Data for this task:

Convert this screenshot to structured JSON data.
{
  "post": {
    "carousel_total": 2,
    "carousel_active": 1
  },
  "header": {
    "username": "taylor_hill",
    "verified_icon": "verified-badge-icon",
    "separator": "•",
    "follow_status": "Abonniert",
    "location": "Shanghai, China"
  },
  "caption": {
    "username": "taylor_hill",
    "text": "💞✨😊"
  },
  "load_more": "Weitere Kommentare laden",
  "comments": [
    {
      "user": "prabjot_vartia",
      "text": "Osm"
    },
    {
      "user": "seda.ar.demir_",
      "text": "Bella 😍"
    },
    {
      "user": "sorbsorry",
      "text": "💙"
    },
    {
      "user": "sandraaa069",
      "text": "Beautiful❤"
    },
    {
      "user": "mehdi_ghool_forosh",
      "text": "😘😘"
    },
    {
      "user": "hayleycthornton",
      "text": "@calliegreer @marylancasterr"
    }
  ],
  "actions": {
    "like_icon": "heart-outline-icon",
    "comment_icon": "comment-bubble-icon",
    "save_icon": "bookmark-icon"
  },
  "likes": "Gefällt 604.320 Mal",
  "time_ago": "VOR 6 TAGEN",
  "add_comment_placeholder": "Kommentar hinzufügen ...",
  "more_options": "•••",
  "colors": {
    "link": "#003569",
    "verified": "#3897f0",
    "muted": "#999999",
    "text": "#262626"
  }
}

Exercise objective: Every record should be given again exactly.

Exercise solution:
Convert this screenshot to structured JSON data.
{
  "post": {
    "carousel_total": 2,
    "carousel_active": 1
  },
  "header": {
    "username": "taylor_hill",
    "verified_icon": "verified-badge-icon",
    "separator": "•",
    "follow_status": "Abonniert",
    "location": "Shanghai, China"
  },
  "caption": {
    "username": "taylor_hill",
    "text": "💞✨😊"
  },
  "load_more": "Weitere Kommentare laden",
  "comments": [
    {
      "user": "prabjot_vartia",
      "text": "Osm"
    },
    {
      "user": "seda.ar.demir_",
      "text": "Bella 😍"
    },
    {
      "user": "sorbsorry",
      "text": "💙"
    },
    {
      "user": "sandraaa069",
      "text": "Beautiful❤"
    },
    {
      "user": "mehdi_ghool_forosh",
      "text": "😘😘"
    },
    {
      "user": "hayleycthornton",
      "text": "@calliegreer @marylancasterr"
    }
  ],
  "actions": {
    "like_icon": "heart-outline-icon",
    "comment_icon": "comment-bubble-icon",
    "save_icon": "bookmark-icon"
  },
  "likes": "Gefällt 604.320 Mal",
  "time_ago": "VOR 6 TAGEN",
  "add_comment_placeholder": "Kommentar hinzufügen ...",
  "more_options": "•••",
  "colors": {
    "link": "#003569",
    "verified": "#3897f0",
    "muted": "#999999",
    "text": "#262626"
  }
}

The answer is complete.